AIM - Copy every line that mentions the word "bill".

Lines of data -

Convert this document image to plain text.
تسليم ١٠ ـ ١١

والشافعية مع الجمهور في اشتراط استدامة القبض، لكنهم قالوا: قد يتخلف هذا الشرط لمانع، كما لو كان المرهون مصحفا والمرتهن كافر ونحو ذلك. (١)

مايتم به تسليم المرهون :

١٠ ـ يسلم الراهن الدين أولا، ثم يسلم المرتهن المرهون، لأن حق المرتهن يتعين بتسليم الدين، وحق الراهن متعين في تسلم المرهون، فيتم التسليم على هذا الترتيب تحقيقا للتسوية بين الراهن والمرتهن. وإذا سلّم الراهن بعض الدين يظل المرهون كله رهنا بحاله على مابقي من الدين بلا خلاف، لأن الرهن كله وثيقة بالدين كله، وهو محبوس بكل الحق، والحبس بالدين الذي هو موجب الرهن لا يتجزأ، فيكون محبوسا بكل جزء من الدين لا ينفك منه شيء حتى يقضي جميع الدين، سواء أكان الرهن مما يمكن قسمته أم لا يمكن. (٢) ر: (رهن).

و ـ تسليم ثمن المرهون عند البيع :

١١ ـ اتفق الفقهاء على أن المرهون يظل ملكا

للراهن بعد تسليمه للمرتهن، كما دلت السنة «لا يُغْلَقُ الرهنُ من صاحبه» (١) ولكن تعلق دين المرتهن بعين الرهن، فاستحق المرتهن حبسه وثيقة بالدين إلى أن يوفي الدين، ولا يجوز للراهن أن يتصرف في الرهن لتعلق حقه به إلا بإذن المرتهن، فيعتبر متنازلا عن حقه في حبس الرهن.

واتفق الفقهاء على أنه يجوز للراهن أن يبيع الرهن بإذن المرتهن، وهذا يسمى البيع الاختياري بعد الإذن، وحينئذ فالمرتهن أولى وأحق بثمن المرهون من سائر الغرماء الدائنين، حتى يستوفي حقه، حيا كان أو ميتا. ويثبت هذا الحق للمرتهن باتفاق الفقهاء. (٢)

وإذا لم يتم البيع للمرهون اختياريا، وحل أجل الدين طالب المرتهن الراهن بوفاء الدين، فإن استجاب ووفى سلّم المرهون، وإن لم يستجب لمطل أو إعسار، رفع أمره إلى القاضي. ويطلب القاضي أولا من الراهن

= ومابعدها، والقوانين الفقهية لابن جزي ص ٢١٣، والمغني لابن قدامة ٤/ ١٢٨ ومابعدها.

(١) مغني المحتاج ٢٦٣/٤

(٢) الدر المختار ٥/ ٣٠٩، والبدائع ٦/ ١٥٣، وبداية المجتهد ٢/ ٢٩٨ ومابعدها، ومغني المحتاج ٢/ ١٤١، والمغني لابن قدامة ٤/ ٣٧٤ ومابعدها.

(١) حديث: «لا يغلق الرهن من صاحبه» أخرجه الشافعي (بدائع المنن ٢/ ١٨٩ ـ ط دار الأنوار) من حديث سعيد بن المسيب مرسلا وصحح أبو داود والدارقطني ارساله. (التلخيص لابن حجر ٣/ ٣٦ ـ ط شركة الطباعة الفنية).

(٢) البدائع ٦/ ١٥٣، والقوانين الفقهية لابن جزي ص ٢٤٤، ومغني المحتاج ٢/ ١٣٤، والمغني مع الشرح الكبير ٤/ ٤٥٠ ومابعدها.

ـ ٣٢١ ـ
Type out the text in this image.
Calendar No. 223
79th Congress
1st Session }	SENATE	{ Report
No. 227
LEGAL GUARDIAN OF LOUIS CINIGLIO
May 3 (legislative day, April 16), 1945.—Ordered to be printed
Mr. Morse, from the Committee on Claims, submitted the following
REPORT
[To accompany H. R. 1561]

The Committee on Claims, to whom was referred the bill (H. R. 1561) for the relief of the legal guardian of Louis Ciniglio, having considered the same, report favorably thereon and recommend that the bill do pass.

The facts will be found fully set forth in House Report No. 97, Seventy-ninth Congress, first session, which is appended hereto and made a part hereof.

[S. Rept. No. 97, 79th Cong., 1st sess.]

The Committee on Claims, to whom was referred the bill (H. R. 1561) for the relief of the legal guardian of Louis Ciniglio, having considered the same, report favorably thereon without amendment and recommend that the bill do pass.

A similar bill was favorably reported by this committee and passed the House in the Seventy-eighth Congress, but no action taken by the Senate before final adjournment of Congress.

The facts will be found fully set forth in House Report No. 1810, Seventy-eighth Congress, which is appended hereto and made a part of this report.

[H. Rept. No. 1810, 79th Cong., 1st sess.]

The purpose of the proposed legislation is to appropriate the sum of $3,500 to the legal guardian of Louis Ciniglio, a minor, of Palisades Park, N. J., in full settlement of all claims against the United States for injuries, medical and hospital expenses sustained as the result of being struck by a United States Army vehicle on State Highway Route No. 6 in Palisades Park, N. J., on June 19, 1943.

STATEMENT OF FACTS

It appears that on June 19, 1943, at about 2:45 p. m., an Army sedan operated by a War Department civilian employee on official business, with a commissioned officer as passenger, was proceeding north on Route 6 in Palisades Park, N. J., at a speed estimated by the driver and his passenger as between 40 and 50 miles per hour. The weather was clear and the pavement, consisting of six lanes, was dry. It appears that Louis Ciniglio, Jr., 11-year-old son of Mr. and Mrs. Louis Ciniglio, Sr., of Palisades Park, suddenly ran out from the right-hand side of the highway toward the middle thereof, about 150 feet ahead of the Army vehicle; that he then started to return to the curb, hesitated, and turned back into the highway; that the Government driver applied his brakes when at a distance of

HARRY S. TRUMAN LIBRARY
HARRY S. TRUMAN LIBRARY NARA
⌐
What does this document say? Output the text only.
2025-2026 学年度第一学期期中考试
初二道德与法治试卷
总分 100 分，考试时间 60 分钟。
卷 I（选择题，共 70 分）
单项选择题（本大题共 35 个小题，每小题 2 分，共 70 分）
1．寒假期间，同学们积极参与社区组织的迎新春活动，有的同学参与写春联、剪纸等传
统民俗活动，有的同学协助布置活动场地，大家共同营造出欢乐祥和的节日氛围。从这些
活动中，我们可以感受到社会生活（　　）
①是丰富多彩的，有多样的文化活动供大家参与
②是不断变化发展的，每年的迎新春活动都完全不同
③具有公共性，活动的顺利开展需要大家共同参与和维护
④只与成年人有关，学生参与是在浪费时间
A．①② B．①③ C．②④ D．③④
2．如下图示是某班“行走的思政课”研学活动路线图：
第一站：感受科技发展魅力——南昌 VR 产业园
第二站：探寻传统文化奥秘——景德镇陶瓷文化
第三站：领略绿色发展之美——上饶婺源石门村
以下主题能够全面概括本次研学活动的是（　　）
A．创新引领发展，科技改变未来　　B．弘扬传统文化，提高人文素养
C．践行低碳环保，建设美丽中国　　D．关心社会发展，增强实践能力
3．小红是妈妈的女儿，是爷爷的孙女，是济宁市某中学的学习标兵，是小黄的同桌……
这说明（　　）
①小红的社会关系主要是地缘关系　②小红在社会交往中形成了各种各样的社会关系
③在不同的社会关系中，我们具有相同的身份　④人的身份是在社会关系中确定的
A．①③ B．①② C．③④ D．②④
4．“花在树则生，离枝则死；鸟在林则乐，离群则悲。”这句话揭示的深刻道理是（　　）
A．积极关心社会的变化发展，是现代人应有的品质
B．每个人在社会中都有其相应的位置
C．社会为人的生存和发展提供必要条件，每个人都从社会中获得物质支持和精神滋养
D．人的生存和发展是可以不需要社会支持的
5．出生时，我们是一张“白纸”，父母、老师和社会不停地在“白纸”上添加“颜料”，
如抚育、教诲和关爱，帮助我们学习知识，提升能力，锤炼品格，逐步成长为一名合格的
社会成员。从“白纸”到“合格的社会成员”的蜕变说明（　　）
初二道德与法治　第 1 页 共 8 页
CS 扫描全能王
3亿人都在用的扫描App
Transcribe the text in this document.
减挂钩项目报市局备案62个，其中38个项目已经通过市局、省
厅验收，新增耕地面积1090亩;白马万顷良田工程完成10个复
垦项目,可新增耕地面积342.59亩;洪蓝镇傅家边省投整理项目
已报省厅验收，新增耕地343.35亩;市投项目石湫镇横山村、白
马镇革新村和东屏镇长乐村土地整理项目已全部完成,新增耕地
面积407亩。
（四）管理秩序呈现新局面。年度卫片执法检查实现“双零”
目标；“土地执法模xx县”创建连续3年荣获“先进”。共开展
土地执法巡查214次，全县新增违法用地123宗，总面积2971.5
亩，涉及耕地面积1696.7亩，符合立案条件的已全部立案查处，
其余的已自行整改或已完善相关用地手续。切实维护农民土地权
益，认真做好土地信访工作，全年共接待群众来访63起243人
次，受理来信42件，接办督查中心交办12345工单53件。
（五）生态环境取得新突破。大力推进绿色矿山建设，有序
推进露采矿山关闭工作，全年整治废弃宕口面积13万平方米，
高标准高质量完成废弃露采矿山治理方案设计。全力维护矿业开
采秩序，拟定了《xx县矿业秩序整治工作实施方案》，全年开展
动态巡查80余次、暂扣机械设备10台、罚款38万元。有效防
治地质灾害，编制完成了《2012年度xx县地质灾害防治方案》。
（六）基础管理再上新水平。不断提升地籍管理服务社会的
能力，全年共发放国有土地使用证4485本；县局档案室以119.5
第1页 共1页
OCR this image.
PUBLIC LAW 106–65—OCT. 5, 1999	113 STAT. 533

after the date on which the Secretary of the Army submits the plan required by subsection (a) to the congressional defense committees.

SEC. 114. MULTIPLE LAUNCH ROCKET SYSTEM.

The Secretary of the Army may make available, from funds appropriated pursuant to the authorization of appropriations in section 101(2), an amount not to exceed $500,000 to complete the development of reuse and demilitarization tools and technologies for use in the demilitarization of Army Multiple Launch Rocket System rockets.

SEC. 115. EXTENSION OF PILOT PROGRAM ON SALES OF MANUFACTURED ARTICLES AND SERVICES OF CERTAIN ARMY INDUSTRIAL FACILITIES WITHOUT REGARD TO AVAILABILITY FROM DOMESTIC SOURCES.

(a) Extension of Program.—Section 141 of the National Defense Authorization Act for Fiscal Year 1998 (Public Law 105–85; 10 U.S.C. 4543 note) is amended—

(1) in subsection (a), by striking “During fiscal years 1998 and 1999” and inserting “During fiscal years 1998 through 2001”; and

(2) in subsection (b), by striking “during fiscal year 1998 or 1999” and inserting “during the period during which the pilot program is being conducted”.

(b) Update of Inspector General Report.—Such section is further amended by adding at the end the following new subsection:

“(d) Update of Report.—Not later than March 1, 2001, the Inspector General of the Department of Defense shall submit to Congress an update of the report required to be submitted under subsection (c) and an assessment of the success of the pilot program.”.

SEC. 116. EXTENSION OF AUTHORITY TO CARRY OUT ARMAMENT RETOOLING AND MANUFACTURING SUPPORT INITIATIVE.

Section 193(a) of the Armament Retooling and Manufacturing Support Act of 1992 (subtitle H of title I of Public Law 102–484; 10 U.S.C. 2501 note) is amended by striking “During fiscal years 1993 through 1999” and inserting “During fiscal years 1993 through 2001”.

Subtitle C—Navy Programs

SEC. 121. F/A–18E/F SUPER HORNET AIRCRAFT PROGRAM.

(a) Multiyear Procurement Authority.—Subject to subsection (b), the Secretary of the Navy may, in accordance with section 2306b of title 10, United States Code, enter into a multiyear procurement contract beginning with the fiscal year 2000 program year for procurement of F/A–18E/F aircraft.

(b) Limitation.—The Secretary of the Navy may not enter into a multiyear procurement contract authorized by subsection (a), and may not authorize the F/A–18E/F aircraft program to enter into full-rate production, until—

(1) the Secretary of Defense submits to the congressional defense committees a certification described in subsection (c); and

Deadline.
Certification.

OUTPUT FOR THIS TASK -
The Committee on Claims, to whom was referred the bill (H. R. 1561) for the relief of the legal guardian of Louis Ciniglio, having considered the same, report favorably thereon and recommend that the bill do pass.
The Committee on Claims, to whom was referred the bill (H. R. 1561) for the relief of the legal guardian of Louis Ciniglio, having considered the same, report favorably thereon without amendment and recommend that the bill do pass.
A similar bill was favorably reported by this committee and passed the House in the Seventy-eighth Congress, but no action taken by the Senate before final adjournment of Congress.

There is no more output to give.